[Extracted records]

►

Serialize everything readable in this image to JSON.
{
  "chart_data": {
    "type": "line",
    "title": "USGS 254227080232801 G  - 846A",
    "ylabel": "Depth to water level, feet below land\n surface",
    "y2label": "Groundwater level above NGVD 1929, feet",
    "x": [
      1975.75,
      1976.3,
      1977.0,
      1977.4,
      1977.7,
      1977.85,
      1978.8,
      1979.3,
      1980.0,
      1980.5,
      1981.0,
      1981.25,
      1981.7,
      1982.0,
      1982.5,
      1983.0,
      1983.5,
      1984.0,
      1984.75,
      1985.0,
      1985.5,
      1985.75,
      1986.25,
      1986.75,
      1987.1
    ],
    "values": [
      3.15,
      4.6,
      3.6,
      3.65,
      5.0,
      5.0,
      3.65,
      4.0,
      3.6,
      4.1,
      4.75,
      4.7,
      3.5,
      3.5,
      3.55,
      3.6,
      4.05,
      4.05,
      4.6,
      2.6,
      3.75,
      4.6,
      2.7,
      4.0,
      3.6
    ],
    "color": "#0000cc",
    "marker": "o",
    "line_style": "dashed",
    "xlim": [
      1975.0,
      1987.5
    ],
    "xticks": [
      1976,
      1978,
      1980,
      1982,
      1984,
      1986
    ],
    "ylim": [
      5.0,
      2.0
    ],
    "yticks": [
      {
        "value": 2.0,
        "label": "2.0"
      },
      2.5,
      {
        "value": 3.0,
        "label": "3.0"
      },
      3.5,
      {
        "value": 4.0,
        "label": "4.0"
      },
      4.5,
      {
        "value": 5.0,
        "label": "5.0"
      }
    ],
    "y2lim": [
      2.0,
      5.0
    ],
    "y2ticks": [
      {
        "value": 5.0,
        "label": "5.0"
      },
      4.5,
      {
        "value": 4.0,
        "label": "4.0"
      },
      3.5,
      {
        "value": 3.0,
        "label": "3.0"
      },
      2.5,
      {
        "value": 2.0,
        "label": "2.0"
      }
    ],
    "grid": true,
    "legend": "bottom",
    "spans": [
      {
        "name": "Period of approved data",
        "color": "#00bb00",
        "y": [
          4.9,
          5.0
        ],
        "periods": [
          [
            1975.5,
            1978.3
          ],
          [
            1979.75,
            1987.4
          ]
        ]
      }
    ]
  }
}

◄

▶ TASK TO COMPLETE
Return every entry verbatim.

▶ THE OUTPUT
Serialize everything readable in this image to JSON.
{
  "chart_data": {
    "type": "line",
    "title": "USGS 254227080232801 G  - 846A",
    "ylabel": "Depth to water level, feet below land\n surface",
    "y2label": "Groundwater level above NGVD 1929, feet",
    "x": [
      1975.75,
      1976.3,
      1977.0,
      1977.4,
      1977.7,
      1977.85,
      1978.8,
      1979.3,
      1980.0,
      1980.5,
      1981.0,
      1981.25,
      1981.7,
      1982.0,
      1982.5,
      1983.0,
      1983.5,
      1984.0,
      1984.75,
      1985.0,
      1985.5,
      1985.75,
      1986.25,
      1986.75,
      1987.1
    ],
    "values": [
      3.15,
      4.6,
      3.6,
      3.65,
      5.0,
      5.0,
      3.65,
      4.0,
      3.6,
      4.1,
      4.75,
      4.7,
      3.5,
      3.5,
      3.55,
      3.6,
      4.05,
      4.05,
      4.6,
      2.6,
      3.75,
      4.6,
      2.7,
      4.0,
      3.6
    ],
    "color": "#0000cc",
    "marker": "o",
    "line_style": "dashed",
    "xlim": [
      1975.0,
      1987.5
    ],
    "xticks": [
      1976,
      1978,
      1980,
      1982,
      1984,
      1986
    ],
    "ylim": [
      5.0,
      2.0
    ],
    "yticks": [
      {
        "value": 2.0,
        "label": "2.0"
      },
      2.5,
      {
        "value": 3.0,
        "label": "3.0"
      },
      3.5,
      {
        "value": 4.0,
        "label": "4.0"
      },
      4.5,
      {
        "value": 5.0,
        "label": "5.0"
      }
    ],
    "y2lim": [
      2.0,
      5.0
    ],
    "y2ticks": [
      {
        "value": 5.0,
        "label": "5.0"
      },
      4.5,
      {
        "value": 4.0,
        "label": "4.0"
      },
      3.5,
      {
        "value": 3.0,
        "label": "3.0"
      },
      2.5,
      {
        "value": 2.0,
        "label": "2.0"
      }
    ],
    "grid": true,
    "legend": "bottom",
    "spans": [
      {
        "name": "Period of approved data",
        "color": "#00bb00",
        "y": [
          4.9,
          5.0
        ],
        "periods": [
          [
            1975.5,
            1978.3
          ],
          [
            1979.75,
            1987.4
          ]
        ]
      }
    ]
  }
}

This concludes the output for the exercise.